Reproduce the listing below exactly, minus its pictures.

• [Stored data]
++++++++++
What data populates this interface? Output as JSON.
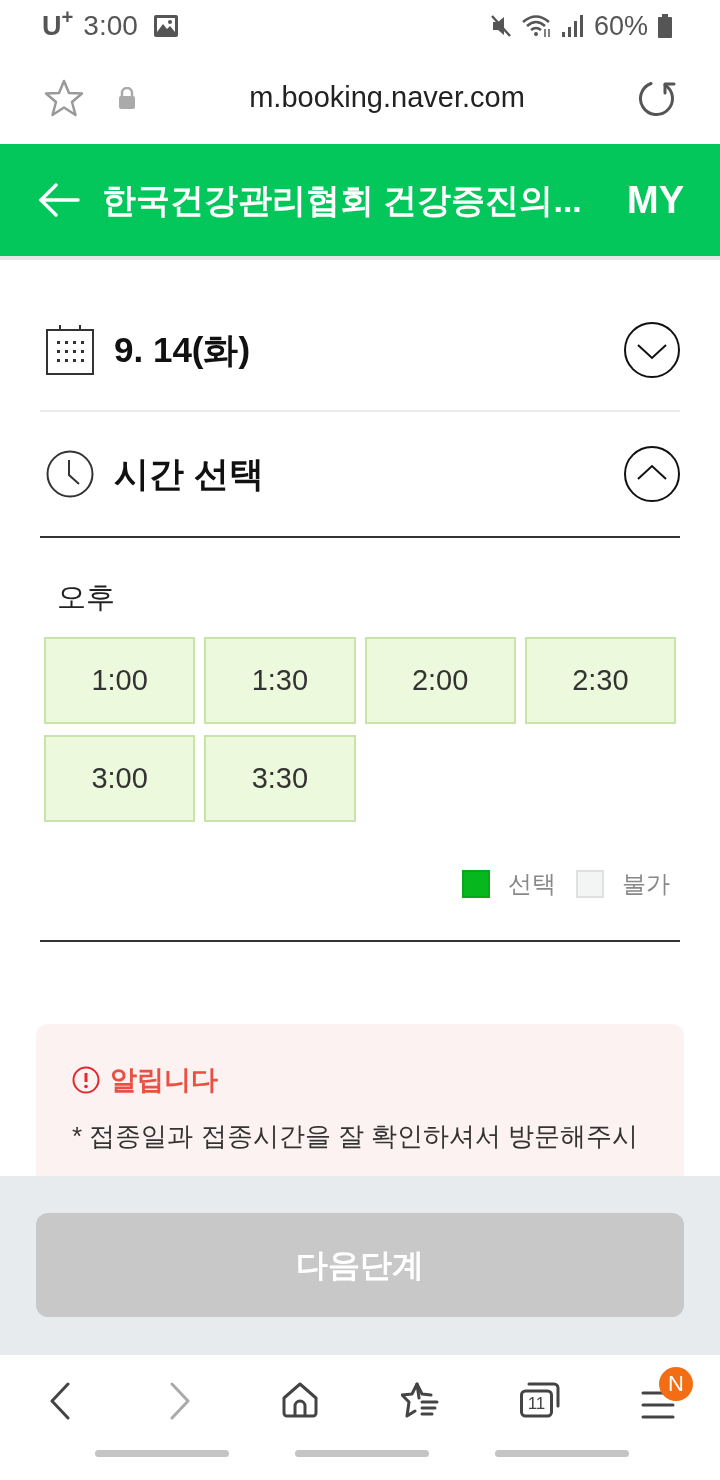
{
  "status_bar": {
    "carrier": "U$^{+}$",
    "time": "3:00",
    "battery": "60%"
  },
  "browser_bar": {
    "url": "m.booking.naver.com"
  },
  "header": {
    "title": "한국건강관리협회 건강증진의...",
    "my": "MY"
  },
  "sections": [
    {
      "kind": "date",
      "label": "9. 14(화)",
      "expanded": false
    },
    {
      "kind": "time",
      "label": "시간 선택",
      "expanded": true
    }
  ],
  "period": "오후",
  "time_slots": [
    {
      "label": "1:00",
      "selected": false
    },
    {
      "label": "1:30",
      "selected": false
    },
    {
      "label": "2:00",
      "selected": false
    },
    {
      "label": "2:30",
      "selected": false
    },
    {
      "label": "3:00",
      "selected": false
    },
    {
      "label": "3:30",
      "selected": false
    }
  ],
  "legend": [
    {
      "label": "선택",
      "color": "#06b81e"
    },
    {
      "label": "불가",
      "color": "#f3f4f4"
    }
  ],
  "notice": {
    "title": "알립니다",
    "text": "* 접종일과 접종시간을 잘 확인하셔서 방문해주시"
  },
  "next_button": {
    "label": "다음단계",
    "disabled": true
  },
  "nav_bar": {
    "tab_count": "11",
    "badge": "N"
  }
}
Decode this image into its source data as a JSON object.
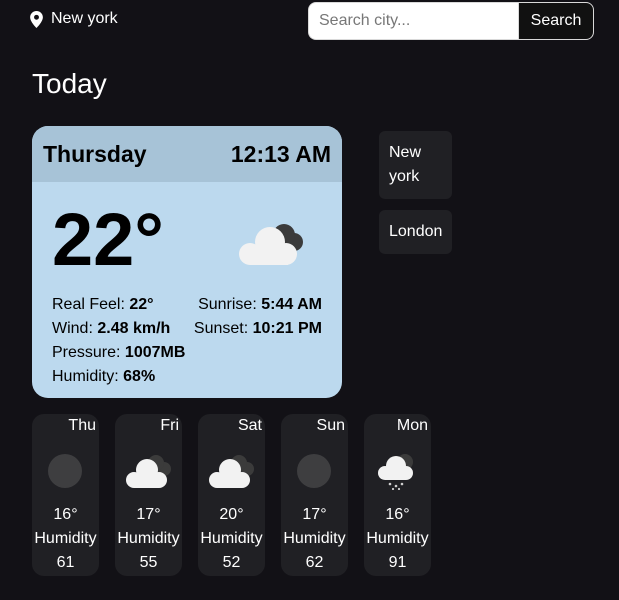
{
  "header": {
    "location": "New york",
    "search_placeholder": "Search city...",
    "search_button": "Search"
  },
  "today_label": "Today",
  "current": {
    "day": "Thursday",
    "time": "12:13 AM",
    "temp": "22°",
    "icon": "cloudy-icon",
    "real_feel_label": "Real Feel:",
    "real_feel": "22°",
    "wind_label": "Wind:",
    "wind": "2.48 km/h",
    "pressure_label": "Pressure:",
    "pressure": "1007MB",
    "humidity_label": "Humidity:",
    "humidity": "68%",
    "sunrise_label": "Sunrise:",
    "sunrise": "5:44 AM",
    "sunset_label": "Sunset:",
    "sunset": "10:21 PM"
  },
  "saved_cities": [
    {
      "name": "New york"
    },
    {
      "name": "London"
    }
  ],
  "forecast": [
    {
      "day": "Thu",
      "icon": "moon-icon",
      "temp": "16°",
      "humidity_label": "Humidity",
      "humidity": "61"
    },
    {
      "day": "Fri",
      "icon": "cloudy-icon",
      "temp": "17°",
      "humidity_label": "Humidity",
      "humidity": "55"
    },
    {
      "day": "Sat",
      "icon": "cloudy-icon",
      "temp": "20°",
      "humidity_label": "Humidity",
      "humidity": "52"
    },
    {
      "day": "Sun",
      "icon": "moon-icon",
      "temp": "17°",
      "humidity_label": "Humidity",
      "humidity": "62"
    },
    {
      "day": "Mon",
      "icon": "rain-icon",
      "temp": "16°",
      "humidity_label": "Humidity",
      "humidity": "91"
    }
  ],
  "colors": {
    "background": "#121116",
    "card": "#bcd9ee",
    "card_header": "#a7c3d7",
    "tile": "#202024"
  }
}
++++++++++
• [Output for this exercise]
What data populates this interface? Output as JSON.
{
  "status_bar": {
    "carrier": "U$^{+}$",
    "time": "3:00",
    "battery": "60%"
  },
  "browser_bar": {
    "url": "m.booking.naver.com"
  },
  "header": {
    "title": "한국건강관리협회 건강증진의...",
    "my": "MY"
  },
  "sections": [
    {
      "kind": "date",
      "label": "9. 14(화)",
      "expanded": false
    },
    {
      "kind": "time",
      "label": "시간 선택",
      "expanded": true
    }
  ],
  "period": "오후",
  "time_slots": [
    {
      "label": "1:00",
      "selected": false
    },
    {
      "label": "1:30",
      "selected": false
    },
    {
      "label": "2:00",
      "selected": false
    },
    {
      "label": "2:30",
      "selected": false
    },
    {
      "label": "3:00",
      "selected": false
    },
    {
      "label": "3:30",
      "selected": false
    }
  ],
  "legend": [
    {
      "label": "선택",
      "color": "#06b81e"
    },
    {
      "label": "불가",
      "color": "#f3f4f4"
    }
  ],
  "notice": {
    "title": "알립니다",
    "text": "* 접종일과 접종시간을 잘 확인하셔서 방문해주시"
  },
  "next_button": {
    "label": "다음단계",
    "disabled": true
  },
  "nav_bar": {
    "tab_count": "11",
    "badge": "N"
  }
}
Decode this image into its source data as a JSON object.
{
  "header": {
    "location": "New york",
    "search_placeholder": "Search city...",
    "search_button": "Search"
  },
  "today_label": "Today",
  "current": {
    "day": "Thursday",
    "time": "12:13 AM",
    "temp": "22°",
    "icon": "cloudy-icon",
    "real_feel_label": "Real Feel:",
    "real_feel": "22°",
    "wind_label": "Wind:",
    "wind": "2.48 km/h",
    "pressure_label": "Pressure:",
    "pressure": "1007MB",
    "humidity_label": "Humidity:",
    "humidity": "68%",
    "sunrise_label": "Sunrise:",
    "sunrise": "5:44 AM",
    "sunset_label": "Sunset:",
    "sunset": "10:21 PM"
  },
  "saved_cities": [
    {
      "name": "New york"
    },
    {
      "name": "London"
    }
  ],
  "forecast": [
    {
      "day": "Thu",
      "icon": "moon-icon",
      "temp": "16°",
      "humidity_label": "Humidity",
      "humidity": "61"
    },
    {
      "day": "Fri",
      "icon": "cloudy-icon",
      "temp": "17°",
      "humidity_label": "Humidity",
      "humidity": "55"
    },
    {
      "day": "Sat",
      "icon": "cloudy-icon",
      "temp": "20°",
      "humidity_label": "Humidity",
      "humidity": "52"
    },
    {
      "day": "Sun",
      "icon": "moon-icon",
      "temp": "17°",
      "humidity_label": "Humidity",
      "humidity": "62"
    },
    {
      "day": "Mon",
      "icon": "rain-icon",
      "temp": "16°",
      "humidity_label": "Humidity",
      "humidity": "91"
    }
  ],
  "colors": {
    "background": "#121116",
    "card": "#bcd9ee",
    "card_header": "#a7c3d7",
    "tile": "#202024"
  }
}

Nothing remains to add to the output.